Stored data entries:
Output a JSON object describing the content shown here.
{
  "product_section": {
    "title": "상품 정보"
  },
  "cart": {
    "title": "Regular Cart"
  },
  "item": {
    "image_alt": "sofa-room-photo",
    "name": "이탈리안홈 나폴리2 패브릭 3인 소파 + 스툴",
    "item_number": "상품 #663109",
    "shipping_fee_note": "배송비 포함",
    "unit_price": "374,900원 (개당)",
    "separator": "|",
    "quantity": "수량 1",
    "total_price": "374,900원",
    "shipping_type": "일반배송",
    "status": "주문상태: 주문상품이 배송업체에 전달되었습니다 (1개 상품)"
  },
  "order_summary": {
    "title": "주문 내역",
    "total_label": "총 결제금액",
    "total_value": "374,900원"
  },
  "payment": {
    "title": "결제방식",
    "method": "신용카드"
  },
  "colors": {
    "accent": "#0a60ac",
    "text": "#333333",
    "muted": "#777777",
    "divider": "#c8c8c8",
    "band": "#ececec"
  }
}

TASK DESCRIPTION:
Every entry must be quoted exactly as it appears above.

WORKED SOLUTION:
Output a JSON object describing the content shown here.
{
  "product_section": {
    "title": "상품 정보"
  },
  "cart": {
    "title": "Regular Cart"
  },
  "item": {
    "image_alt": "sofa-room-photo",
    "name": "이탈리안홈 나폴리2 패브릭 3인 소파 + 스툴",
    "item_number": "상품 #663109",
    "shipping_fee_note": "배송비 포함",
    "unit_price": "374,900원 (개당)",
    "separator": "|",
    "quantity": "수량 1",
    "total_price": "374,900원",
    "shipping_type": "일반배송",
    "status": "주문상태: 주문상품이 배송업체에 전달되었습니다 (1개 상품)"
  },
  "order_summary": {
    "title": "주문 내역",
    "total_label": "총 결제금액",
    "total_value": "374,900원"
  },
  "payment": {
    "title": "결제방식",
    "method": "신용카드"
  },
  "colors": {
    "accent": "#0a60ac",
    "text": "#333333",
    "muted": "#777777",
    "divider": "#c8c8c8",
    "band": "#ececec"
  }
}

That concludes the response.